[Lista de atividades]
1. No texto sobre a menina Amanda, com que idade o pai foi para o lar de idosos?
2. Substitua "enfermeira" por "professora" no texto sobre a menina Amanda e reproduza o trecho que vai de "Entre os curtos" até "se tornado corriqueiro.", inclusive.

[Texto extraído]

****************************************

Superação e esperança à menina Amanda

Vale do Taquari

Superação e esperança à menina Amanda

Intervenção social permite o recomeço para garota que teve a infância interrompida

Superação e esperança à menina Amanda
Vale do Taquari
oktober-2024

Entre os curtos momentos lúdicos da infância, as brincadeiras de enfermeira são as melhores. Nas frações de uma infância quase perdida, mediar os conflitos da família havia se tornado corriqueiro.

O sonho de ser médica veio de berço. Mesmo criança, tratava o pai e o irmão como se fossem doentes a buscar consulta no posto de saúde. Eles eram mesmo adoecidos pelo vício das drogas. Amanda imaginava ser a médica da família. “Eu brincava de receitar remédio, dava água, botava para dormir quando era tarde.”

O bullying na escola devido ao desleixo com o próprio corpo a deixava triste, mas não a atingia tanto quanto as brigas dentro de casa.

As dificuldades só aumentaram quando o destino quis separá-la da mãe, vítima de um aneurisma cerebral. Para ela, a mãe morreu de desgosto do irmão, ao descobrir de forma tardia que usava drogas.

Viciado em crack, o irmão tinha ficha policial extensa por roubos e furtos. Depois da morte da mãe, aos 29 anos, ele morreu de overdose. Amanda ainda tinha o pai, mas aos 79 anos restou a ele o lar de idosos. Ela estava mesmo sozinha no mundo. “Quando tinha comida em casa, eu deixava para o meu pai. Depois saía e pedia comida nas casas.”

****************************************

[Material apresentado]
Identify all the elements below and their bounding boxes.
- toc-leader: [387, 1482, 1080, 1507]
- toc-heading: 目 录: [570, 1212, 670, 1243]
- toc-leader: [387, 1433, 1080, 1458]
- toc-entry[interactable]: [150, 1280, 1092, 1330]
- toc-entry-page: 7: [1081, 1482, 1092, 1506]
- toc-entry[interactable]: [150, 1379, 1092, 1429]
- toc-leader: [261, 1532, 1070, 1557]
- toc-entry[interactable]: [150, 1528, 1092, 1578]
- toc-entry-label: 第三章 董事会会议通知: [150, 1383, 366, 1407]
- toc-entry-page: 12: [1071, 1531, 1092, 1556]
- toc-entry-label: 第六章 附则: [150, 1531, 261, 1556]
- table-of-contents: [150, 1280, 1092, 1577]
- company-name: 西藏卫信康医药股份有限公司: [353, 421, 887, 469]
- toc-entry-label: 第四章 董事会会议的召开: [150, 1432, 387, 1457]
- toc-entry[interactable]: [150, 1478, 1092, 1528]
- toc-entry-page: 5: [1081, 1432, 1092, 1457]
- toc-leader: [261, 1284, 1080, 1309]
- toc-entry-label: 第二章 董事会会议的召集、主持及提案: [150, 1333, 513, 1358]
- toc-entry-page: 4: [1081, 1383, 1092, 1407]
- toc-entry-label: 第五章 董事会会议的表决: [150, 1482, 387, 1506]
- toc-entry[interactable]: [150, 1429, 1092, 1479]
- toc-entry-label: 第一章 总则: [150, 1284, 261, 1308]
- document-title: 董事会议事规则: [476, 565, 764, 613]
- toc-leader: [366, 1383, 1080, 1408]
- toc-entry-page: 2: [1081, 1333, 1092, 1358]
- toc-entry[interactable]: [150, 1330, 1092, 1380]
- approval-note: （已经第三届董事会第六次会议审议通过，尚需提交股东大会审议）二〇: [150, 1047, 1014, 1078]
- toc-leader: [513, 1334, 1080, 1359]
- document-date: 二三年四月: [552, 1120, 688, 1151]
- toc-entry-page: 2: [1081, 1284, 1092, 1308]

****************************************

[Lista de soluções]
1. Aos 79 anos.

2.
Entre os curtos momentos lúdicos da infância, as brincadeiras de professora são as melhores. Nas frações de uma infância quase perdida, mediar os conflitos da família havia se tornado corriqueiro.